● **Records that describe figures**:
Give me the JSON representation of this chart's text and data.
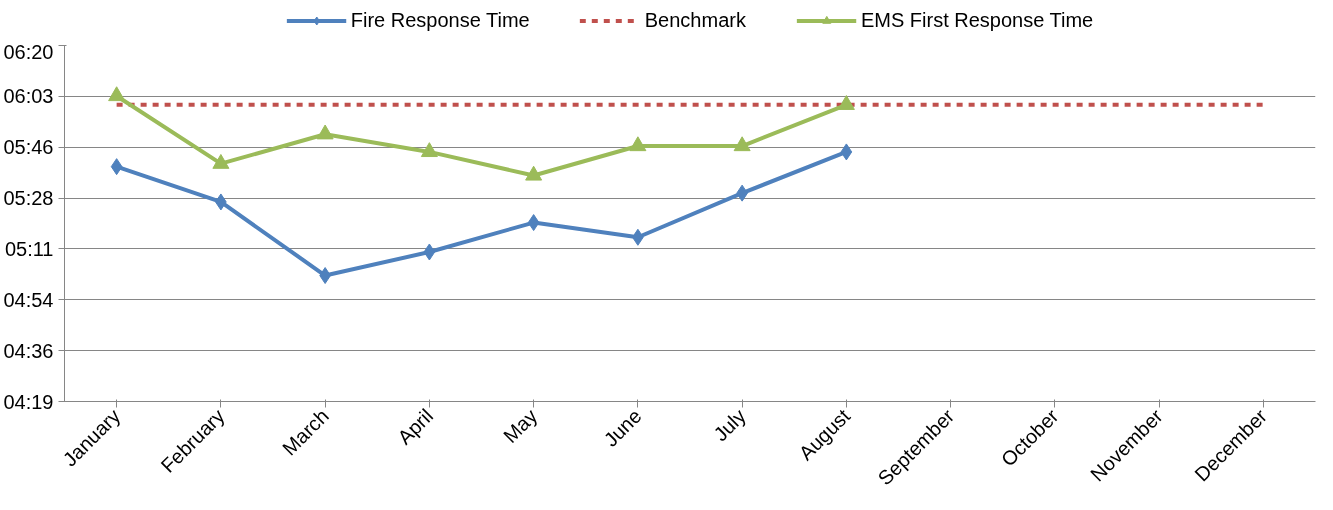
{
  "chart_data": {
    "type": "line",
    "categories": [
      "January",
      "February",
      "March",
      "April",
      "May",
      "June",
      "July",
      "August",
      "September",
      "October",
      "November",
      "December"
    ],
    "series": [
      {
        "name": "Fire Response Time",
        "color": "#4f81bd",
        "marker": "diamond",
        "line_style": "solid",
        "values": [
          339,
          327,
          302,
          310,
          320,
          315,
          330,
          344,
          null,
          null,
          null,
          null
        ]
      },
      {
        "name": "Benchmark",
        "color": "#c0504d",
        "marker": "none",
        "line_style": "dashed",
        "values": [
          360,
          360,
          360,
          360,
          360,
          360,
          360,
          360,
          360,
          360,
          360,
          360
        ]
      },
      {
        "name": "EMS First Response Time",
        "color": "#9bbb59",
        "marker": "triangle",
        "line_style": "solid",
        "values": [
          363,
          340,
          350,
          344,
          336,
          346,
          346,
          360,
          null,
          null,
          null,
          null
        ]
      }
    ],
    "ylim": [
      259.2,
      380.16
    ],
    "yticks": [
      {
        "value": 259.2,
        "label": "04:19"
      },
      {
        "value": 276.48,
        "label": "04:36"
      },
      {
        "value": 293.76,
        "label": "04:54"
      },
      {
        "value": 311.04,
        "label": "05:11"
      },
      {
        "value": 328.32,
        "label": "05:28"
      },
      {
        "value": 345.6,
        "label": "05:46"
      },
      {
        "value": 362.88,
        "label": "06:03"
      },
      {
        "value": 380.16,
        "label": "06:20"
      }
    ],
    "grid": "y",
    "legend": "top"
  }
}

==

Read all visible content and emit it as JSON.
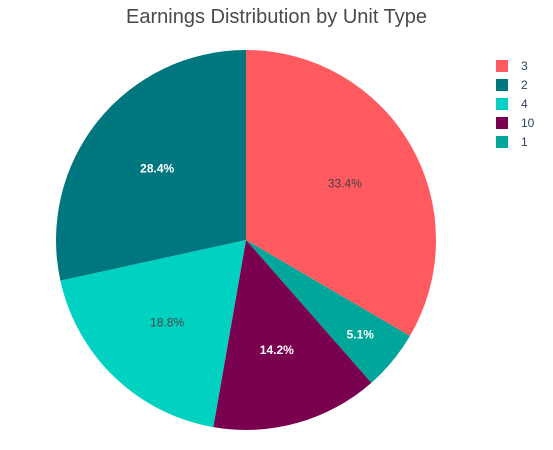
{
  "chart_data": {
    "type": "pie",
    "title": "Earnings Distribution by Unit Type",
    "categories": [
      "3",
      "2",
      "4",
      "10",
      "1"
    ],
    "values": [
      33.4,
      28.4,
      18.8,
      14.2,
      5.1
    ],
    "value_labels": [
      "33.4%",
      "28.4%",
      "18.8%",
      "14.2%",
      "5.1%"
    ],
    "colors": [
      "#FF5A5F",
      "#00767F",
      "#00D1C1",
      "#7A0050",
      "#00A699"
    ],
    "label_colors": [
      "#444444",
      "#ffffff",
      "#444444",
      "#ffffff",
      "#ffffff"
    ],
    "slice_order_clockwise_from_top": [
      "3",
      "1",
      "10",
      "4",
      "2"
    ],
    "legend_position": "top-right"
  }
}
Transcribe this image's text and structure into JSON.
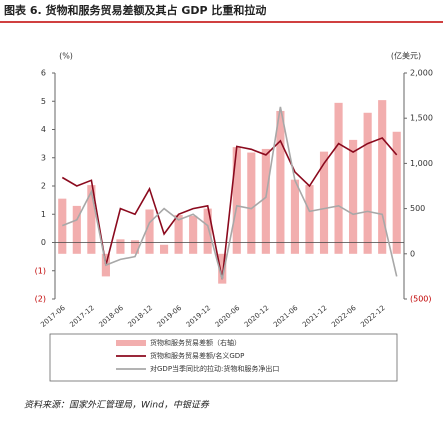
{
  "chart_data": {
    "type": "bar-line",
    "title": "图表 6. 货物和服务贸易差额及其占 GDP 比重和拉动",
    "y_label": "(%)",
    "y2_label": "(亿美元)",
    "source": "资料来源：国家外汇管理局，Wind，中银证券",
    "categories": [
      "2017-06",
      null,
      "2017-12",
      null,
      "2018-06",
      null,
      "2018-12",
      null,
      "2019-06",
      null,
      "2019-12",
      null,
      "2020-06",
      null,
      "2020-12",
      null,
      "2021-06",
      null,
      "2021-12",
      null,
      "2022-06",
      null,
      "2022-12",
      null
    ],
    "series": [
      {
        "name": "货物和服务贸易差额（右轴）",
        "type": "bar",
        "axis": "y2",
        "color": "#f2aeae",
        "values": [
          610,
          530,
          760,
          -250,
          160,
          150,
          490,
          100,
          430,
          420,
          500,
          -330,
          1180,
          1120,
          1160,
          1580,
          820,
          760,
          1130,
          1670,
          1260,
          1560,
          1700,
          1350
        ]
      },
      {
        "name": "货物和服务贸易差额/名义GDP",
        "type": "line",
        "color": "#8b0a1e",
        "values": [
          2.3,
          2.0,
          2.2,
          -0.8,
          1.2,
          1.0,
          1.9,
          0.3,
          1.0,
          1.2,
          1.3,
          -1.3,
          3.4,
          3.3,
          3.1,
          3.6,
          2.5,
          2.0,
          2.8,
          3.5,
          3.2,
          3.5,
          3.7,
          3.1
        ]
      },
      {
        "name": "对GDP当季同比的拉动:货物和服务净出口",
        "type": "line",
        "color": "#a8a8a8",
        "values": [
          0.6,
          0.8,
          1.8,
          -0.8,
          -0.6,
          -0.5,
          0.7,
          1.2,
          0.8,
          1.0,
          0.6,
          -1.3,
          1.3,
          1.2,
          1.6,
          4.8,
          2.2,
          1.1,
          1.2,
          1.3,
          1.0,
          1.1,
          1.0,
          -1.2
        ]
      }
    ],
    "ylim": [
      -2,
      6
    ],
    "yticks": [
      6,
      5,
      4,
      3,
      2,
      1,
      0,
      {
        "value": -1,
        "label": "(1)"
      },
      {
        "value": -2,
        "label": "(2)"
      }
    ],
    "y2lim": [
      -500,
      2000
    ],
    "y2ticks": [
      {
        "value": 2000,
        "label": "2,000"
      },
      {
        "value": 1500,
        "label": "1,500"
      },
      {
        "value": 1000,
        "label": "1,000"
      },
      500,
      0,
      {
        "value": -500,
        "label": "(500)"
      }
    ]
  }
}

● **What needs to be done**: Write out every line of the data that holds the word "this".

● **The answer**:
Give me the JSON representation of this chart's text and data.
Transcribe this image's text and structure into JSON.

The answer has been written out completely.